Figure contents as structured data
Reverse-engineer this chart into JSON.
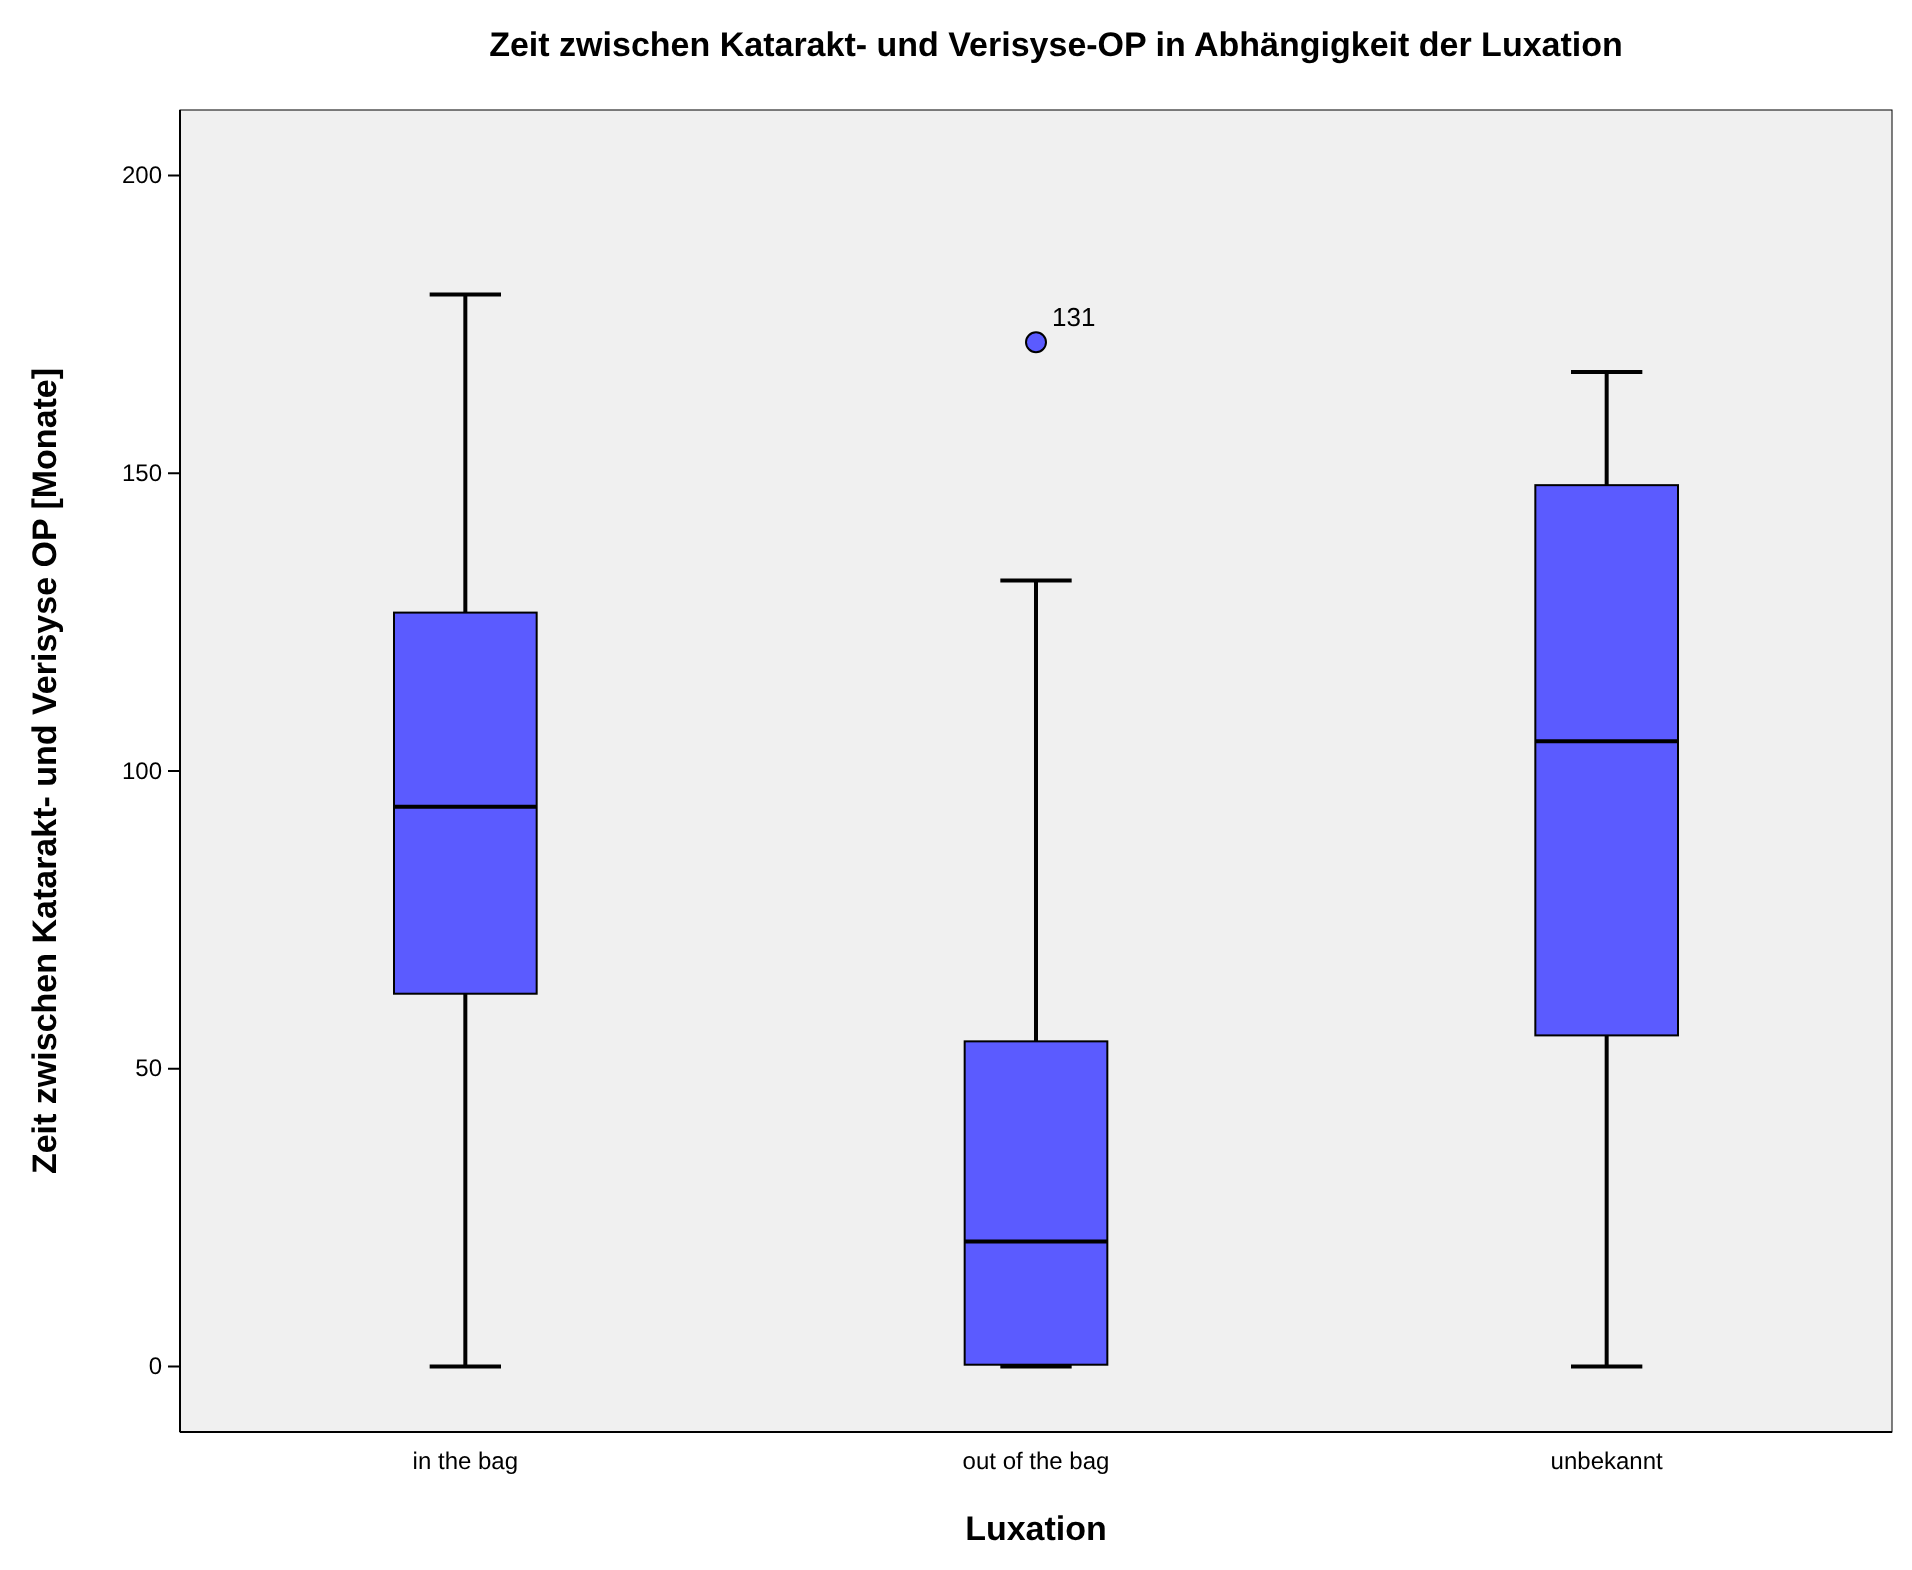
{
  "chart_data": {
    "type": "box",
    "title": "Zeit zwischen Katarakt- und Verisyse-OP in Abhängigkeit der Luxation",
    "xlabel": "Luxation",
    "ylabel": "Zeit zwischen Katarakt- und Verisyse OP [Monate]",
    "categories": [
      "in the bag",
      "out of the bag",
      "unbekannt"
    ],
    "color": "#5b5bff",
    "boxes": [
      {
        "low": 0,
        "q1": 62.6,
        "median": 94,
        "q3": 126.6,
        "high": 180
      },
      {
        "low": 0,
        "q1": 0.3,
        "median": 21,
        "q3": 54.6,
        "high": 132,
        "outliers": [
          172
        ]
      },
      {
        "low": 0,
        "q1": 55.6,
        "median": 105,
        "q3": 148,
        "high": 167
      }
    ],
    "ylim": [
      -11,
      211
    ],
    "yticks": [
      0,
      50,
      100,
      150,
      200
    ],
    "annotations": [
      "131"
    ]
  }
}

## PROBLEM DESCRIPTION
Pictures in the data above should not be copied; transcribe everything else exactly.

## ANSWER FOR THE TASK
Reverse-engineer this chart into JSON.
{
  "chart_data": {
    "type": "box",
    "title": "Zeit zwischen Katarakt- und Verisyse-OP in Abhängigkeit der Luxation",
    "xlabel": "Luxation",
    "ylabel": "Zeit zwischen Katarakt- und Verisyse OP [Monate]",
    "categories": [
      "in the bag",
      "out of the bag",
      "unbekannt"
    ],
    "color": "#5b5bff",
    "boxes": [
      {
        "low": 0,
        "q1": 62.6,
        "median": 94,
        "q3": 126.6,
        "high": 180
      },
      {
        "low": 0,
        "q1": 0.3,
        "median": 21,
        "q3": 54.6,
        "high": 132,
        "outliers": [
          172
        ]
      },
      {
        "low": 0,
        "q1": 55.6,
        "median": 105,
        "q3": 148,
        "high": 167
      }
    ],
    "ylim": [
      -11,
      211
    ],
    "yticks": [
      0,
      50,
      100,
      150,
      200
    ],
    "annotations": [
      "131"
    ]
  }
}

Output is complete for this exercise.